#### Your objective:
For the copy, please give all of the data again exactly and leave the pictures out.

-- begin Stored data --

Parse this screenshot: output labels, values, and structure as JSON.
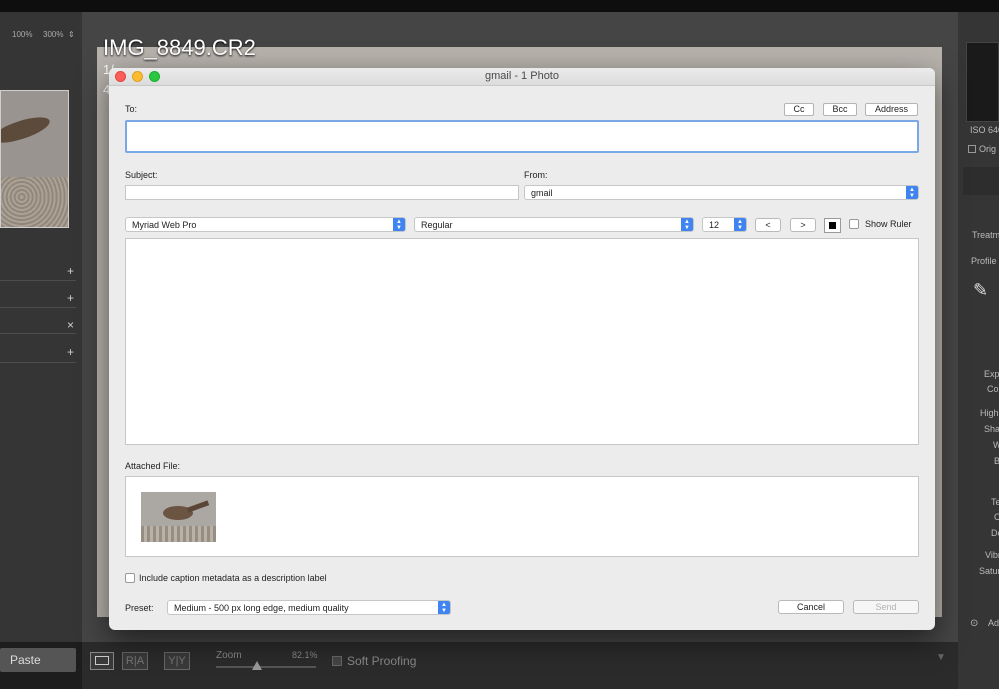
{
  "lightroom": {
    "zoom_100": "100%",
    "zoom_300": "300%",
    "photo_title": "IMG_8849.CR2",
    "photo_sub_1": "1/",
    "photo_sub_2": "4",
    "paste_label": "Paste",
    "zoom_label": "Zoom",
    "zoom_value": "82.1%",
    "soft_proofing_label": "Soft Proofing",
    "view_ra": "R|A",
    "view_yy": "Y|Y",
    "plus_symbol": "+",
    "close_symbol": "×",
    "right_panel": {
      "iso": "ISO 640",
      "original": "Orig",
      "treatment": "Treatm",
      "profile": "Profile :",
      "exposure": "Expo",
      "contrast": "Con",
      "highlights": "High",
      "shadows": "Shad",
      "whites": "W",
      "blacks": "B",
      "texture": "Te",
      "clarity": "C",
      "dehaze": "De",
      "vibrance": "Vibr",
      "saturation": "Satur",
      "adjust": "Ad"
    }
  },
  "dialog": {
    "title": "gmail - 1 Photo",
    "to_label": "To:",
    "cc_label": "Cc",
    "bcc_label": "Bcc",
    "address_label": "Address",
    "subject_label": "Subject:",
    "subject_value": "",
    "from_label": "From:",
    "from_value": "gmail",
    "font_family": "Myriad Web Pro",
    "font_style": "Regular",
    "font_size": "12",
    "align_left_label": "<",
    "align_right_label": ">",
    "show_ruler_label": "Show Ruler",
    "attached_file_label": "Attached File:",
    "include_caption_label": "Include caption metadata as a description label",
    "preset_label": "Preset:",
    "preset_value": "Medium - 500 px long edge, medium quality",
    "cancel_label": "Cancel",
    "send_label": "Send"
  },
  "colors": {
    "accent": "#3f84f1",
    "focus_ring": "#7aa7e6",
    "close": "#fc5f57",
    "minimize": "#fdbc2e",
    "zoom": "#27c840"
  }
}
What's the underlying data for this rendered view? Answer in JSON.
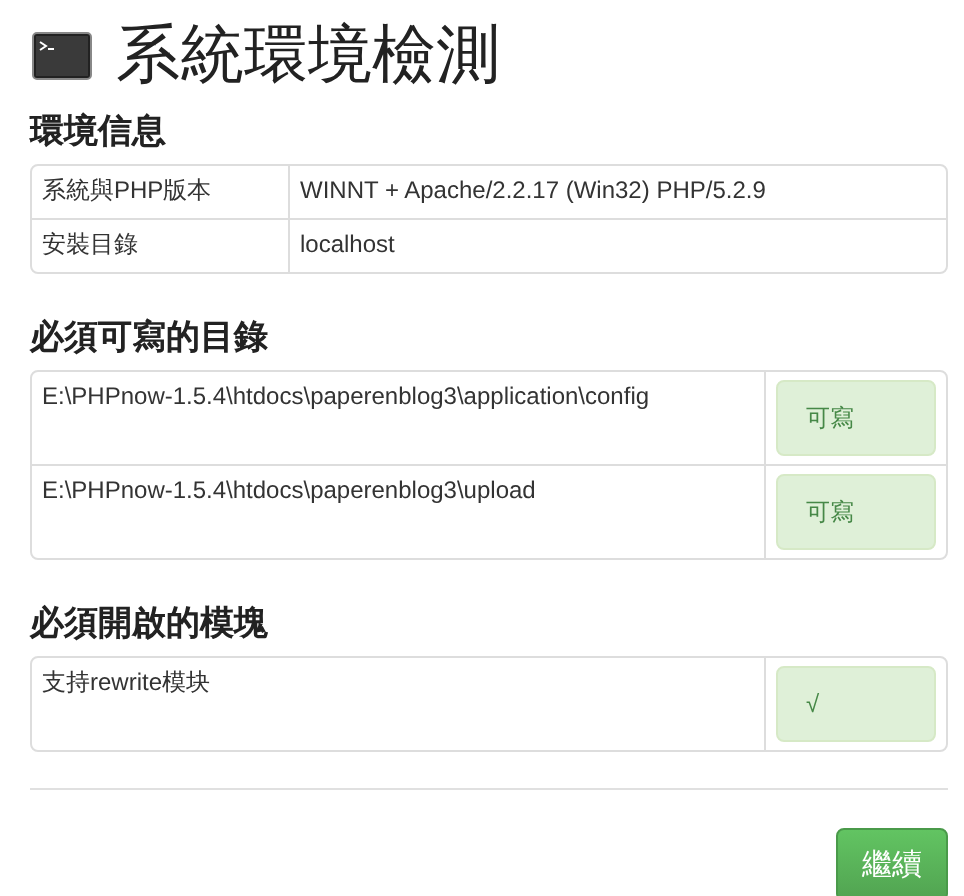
{
  "title": "系統環境檢測",
  "env": {
    "heading": "環境信息",
    "rows": [
      {
        "label": "系統與PHP版本",
        "value": "WINNT + Apache/2.2.17 (Win32) PHP/5.2.9"
      },
      {
        "label": "安裝目錄",
        "value": "localhost"
      }
    ]
  },
  "dirs": {
    "heading": "必須可寫的目錄",
    "rows": [
      {
        "path": "E:\\PHPnow-1.5.4\\htdocs\\paperenblog3\\application\\config",
        "status": "可寫",
        "ok": true
      },
      {
        "path": "E:\\PHPnow-1.5.4\\htdocs\\paperenblog3\\upload",
        "status": "可寫",
        "ok": true
      }
    ]
  },
  "modules": {
    "heading": "必須開啟的模塊",
    "rows": [
      {
        "name": "支持rewrite模块",
        "status": "√",
        "ok": true
      }
    ]
  },
  "button": "繼續"
}
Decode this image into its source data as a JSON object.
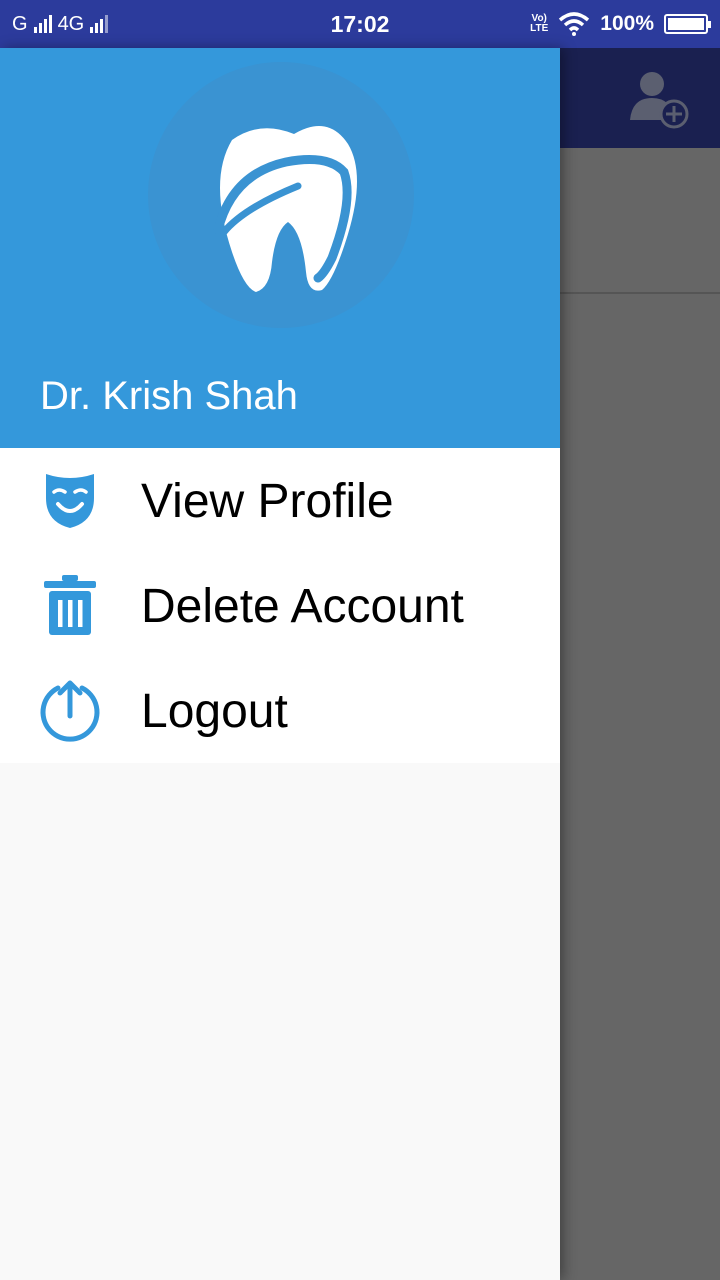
{
  "status_bar": {
    "carrier1": "G",
    "carrier2": "4G",
    "time": "17:02",
    "volte_top": "Vo)",
    "volte_bottom": "LTE",
    "battery": "100%"
  },
  "app_bar": {
    "action_icon": "add-user-icon"
  },
  "drawer": {
    "logo_icon": "tooth-icon",
    "user_name": "Dr. Krish Shah",
    "items": [
      {
        "label": "View Profile",
        "icon": "mask-icon"
      },
      {
        "label": "Delete Account",
        "icon": "trash-icon"
      },
      {
        "label": "Logout",
        "icon": "logout-icon"
      }
    ]
  },
  "colors": {
    "status_bar": "#2c3b9c",
    "header": "#3498db",
    "icon": "#3498db",
    "scrim": "#666666"
  }
}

-- end Stored data --

#### Reply to the exercise:
Parse this screenshot: output labels, values, and structure as JSON.
{
  "lightroom": {
    "zoom_100": "100%",
    "zoom_300": "300%",
    "photo_title": "IMG_8849.CR2",
    "photo_sub_1": "1/",
    "photo_sub_2": "4",
    "paste_label": "Paste",
    "zoom_label": "Zoom",
    "zoom_value": "82.1%",
    "soft_proofing_label": "Soft Proofing",
    "view_ra": "R|A",
    "view_yy": "Y|Y",
    "plus_symbol": "+",
    "close_symbol": "×",
    "right_panel": {
      "iso": "ISO 640",
      "original": "Orig",
      "treatment": "Treatm",
      "profile": "Profile :",
      "exposure": "Expo",
      "contrast": "Con",
      "highlights": "High",
      "shadows": "Shad",
      "whites": "W",
      "blacks": "B",
      "texture": "Te",
      "clarity": "C",
      "dehaze": "De",
      "vibrance": "Vibr",
      "saturation": "Satur",
      "adjust": "Ad"
    }
  },
  "dialog": {
    "title": "gmail - 1 Photo",
    "to_label": "To:",
    "cc_label": "Cc",
    "bcc_label": "Bcc",
    "address_label": "Address",
    "subject_label": "Subject:",
    "subject_value": "",
    "from_label": "From:",
    "from_value": "gmail",
    "font_family": "Myriad Web Pro",
    "font_style": "Regular",
    "font_size": "12",
    "align_left_label": "<",
    "align_right_label": ">",
    "show_ruler_label": "Show Ruler",
    "attached_file_label": "Attached File:",
    "include_caption_label": "Include caption metadata as a description label",
    "preset_label": "Preset:",
    "preset_value": "Medium - 500 px long edge, medium quality",
    "cancel_label": "Cancel",
    "send_label": "Send"
  },
  "colors": {
    "accent": "#3f84f1",
    "focus_ring": "#7aa7e6",
    "close": "#fc5f57",
    "minimize": "#fdbc2e",
    "zoom": "#27c840"
  }
}
What's the underlying data for this rendered view? Answer in JSON.
{
  "title": "系統環境檢測",
  "env": {
    "heading": "環境信息",
    "rows": [
      {
        "label": "系統與PHP版本",
        "value": "WINNT + Apache/2.2.17 (Win32) PHP/5.2.9"
      },
      {
        "label": "安裝目錄",
        "value": "localhost"
      }
    ]
  },
  "dirs": {
    "heading": "必須可寫的目錄",
    "rows": [
      {
        "path": "E:\\PHPnow-1.5.4\\htdocs\\paperenblog3\\application\\config",
        "status": "可寫",
        "ok": true
      },
      {
        "path": "E:\\PHPnow-1.5.4\\htdocs\\paperenblog3\\upload",
        "status": "可寫",
        "ok": true
      }
    ]
  },
  "modules": {
    "heading": "必須開啟的模塊",
    "rows": [
      {
        "name": "支持rewrite模块",
        "status": "√",
        "ok": true
      }
    ]
  },
  "button": "繼續"
}
Decode this image into its source data as a JSON object.
{
  "status_bar": {
    "carrier1": "G",
    "carrier2": "4G",
    "time": "17:02",
    "volte_top": "Vo)",
    "volte_bottom": "LTE",
    "battery": "100%"
  },
  "app_bar": {
    "action_icon": "add-user-icon"
  },
  "drawer": {
    "logo_icon": "tooth-icon",
    "user_name": "Dr. Krish Shah",
    "items": [
      {
        "label": "View Profile",
        "icon": "mask-icon"
      },
      {
        "label": "Delete Account",
        "icon": "trash-icon"
      },
      {
        "label": "Logout",
        "icon": "logout-icon"
      }
    ]
  },
  "colors": {
    "status_bar": "#2c3b9c",
    "header": "#3498db",
    "icon": "#3498db",
    "scrim": "#666666"
  }
}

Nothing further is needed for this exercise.